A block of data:
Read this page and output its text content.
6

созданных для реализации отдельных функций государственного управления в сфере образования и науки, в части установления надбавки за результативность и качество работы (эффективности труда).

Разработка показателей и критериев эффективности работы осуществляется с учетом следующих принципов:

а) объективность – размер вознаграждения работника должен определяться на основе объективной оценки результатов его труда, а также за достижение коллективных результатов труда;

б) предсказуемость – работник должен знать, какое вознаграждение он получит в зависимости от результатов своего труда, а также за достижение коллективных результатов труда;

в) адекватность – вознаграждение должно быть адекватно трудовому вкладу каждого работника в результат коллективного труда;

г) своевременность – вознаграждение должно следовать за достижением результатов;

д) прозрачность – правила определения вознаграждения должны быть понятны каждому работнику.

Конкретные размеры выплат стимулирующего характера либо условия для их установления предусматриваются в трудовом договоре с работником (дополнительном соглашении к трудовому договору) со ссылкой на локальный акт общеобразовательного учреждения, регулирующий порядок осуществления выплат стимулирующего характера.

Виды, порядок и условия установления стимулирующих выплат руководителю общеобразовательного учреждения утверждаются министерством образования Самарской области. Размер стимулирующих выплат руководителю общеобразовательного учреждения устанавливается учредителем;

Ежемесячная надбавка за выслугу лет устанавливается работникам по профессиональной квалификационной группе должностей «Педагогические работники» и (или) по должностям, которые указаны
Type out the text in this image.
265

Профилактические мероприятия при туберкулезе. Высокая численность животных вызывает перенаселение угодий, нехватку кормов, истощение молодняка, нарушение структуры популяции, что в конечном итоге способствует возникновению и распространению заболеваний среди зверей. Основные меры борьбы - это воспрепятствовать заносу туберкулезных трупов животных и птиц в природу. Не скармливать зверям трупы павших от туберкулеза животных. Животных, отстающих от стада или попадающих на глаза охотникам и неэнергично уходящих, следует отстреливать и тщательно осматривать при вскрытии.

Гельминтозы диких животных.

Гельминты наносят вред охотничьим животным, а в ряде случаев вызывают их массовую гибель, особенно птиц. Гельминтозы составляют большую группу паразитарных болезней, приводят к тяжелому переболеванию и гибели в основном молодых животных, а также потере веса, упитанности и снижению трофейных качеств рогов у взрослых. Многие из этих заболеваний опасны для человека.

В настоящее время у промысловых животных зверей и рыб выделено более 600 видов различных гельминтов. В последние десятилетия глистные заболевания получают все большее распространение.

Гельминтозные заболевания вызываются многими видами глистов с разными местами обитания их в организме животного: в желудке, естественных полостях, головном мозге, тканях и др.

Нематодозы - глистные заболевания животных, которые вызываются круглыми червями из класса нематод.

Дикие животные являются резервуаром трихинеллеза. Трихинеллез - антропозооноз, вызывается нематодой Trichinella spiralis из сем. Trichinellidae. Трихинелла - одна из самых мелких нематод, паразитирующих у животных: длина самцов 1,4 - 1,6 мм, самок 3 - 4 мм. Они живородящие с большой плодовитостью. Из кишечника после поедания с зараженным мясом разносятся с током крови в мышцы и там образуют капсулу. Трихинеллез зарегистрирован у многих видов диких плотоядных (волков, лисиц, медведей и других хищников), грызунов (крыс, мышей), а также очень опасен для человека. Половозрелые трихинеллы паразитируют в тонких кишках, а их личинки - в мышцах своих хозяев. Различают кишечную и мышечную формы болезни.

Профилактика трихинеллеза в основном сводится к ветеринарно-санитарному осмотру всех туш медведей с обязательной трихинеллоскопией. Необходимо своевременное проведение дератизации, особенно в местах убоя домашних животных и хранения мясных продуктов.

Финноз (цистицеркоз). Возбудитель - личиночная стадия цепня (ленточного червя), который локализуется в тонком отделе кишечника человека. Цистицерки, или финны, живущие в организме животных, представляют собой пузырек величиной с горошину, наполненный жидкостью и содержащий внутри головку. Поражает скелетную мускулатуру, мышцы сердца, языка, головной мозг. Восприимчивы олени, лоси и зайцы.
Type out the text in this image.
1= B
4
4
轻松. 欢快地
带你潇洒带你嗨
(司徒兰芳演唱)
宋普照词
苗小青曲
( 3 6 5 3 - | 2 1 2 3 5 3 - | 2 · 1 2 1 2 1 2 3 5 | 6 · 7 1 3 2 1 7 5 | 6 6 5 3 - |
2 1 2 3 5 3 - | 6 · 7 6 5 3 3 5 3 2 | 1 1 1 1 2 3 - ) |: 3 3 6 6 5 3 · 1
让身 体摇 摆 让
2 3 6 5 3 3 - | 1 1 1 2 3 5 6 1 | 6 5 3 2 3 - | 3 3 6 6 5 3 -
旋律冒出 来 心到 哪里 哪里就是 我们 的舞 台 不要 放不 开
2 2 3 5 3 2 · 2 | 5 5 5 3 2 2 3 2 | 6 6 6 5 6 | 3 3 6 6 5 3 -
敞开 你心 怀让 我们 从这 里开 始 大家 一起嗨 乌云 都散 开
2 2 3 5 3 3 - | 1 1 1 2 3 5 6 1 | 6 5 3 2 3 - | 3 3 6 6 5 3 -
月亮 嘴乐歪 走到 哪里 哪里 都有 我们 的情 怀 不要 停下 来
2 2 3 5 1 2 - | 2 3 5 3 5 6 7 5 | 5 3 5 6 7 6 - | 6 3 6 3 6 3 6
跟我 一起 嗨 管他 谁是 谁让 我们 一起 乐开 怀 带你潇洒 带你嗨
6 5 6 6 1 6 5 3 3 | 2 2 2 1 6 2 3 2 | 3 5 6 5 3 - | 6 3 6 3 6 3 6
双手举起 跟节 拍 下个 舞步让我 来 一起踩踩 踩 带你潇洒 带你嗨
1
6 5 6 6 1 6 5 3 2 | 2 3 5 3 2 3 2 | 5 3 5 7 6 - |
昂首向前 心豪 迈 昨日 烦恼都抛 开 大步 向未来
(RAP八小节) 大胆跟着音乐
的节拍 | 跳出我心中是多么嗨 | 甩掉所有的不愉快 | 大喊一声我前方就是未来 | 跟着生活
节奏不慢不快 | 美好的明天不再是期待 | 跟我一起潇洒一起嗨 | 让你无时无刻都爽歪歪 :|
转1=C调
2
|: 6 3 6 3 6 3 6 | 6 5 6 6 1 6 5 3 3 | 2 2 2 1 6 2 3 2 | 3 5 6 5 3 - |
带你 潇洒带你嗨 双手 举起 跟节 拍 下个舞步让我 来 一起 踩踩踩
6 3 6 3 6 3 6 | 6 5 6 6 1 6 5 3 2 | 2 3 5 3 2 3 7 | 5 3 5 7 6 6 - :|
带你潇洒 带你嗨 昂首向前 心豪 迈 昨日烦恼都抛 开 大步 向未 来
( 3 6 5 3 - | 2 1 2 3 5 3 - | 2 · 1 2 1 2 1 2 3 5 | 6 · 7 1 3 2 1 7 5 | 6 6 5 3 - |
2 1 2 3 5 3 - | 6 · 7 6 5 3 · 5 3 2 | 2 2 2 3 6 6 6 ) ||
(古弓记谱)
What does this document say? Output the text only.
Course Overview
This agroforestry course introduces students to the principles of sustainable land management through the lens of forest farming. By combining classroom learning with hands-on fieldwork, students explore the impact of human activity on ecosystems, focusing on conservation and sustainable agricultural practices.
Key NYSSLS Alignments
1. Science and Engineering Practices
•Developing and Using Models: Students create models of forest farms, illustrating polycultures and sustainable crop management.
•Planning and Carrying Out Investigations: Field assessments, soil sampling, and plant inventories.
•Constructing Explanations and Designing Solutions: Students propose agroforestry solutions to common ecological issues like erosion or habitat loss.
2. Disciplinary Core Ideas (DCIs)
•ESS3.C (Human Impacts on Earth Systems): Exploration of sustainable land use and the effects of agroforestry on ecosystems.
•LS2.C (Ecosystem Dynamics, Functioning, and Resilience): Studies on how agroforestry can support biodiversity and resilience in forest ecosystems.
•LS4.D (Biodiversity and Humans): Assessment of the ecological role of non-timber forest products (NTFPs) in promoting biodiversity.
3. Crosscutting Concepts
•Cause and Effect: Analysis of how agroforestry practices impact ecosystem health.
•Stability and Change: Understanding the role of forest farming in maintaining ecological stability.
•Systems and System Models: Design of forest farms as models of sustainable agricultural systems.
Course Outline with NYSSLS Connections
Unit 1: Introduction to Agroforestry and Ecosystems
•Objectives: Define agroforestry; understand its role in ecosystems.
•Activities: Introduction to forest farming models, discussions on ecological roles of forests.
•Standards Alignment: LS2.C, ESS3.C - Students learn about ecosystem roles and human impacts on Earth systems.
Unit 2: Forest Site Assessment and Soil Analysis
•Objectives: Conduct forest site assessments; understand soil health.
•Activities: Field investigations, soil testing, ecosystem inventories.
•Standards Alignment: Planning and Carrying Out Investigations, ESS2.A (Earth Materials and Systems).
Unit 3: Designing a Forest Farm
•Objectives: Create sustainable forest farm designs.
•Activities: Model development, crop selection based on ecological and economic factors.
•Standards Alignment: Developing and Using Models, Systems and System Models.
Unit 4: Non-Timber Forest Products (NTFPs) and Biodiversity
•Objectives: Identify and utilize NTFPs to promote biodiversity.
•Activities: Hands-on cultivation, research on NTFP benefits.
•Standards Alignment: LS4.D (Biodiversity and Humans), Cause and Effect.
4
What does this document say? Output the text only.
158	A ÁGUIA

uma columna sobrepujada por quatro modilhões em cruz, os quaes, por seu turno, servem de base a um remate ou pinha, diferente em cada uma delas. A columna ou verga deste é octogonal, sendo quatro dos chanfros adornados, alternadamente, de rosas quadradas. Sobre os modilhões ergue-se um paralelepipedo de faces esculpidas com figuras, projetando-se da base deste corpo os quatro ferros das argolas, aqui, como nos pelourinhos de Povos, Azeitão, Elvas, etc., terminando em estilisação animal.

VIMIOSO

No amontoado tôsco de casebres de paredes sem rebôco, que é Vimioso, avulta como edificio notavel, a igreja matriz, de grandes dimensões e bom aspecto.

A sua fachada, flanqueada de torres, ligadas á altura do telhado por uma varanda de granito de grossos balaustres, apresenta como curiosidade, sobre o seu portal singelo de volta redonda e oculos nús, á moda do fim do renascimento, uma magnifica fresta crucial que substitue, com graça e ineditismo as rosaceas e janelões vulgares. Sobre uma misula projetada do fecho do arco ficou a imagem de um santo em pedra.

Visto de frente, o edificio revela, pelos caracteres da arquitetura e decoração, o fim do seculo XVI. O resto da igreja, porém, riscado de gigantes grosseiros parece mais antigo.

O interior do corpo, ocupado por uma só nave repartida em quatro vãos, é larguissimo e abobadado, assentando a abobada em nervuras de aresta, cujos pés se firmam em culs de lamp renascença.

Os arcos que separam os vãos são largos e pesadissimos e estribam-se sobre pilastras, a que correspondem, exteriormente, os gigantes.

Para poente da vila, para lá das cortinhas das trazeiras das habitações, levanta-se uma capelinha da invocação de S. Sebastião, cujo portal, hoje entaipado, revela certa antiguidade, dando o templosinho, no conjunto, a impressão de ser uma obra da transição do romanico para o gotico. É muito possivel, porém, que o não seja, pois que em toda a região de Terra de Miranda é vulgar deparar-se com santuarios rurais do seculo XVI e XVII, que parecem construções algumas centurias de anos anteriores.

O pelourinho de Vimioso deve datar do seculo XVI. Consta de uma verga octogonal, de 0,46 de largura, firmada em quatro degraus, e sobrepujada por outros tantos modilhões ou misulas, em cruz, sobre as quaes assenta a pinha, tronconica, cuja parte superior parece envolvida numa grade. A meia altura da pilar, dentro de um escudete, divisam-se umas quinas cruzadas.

- Task brief:
Copy out every line holding the string "коллективных".

- Expected output:
а) объективность – размер вознаграждения работника должен определяться на основе объективной оценки результатов его труда, а также за достижение коллективных результатов труда;
б) предсказуемость – работник должен знать, какое вознаграждение он получит в зависимости от результатов своего труда, а также за достижение коллективных результатов труда;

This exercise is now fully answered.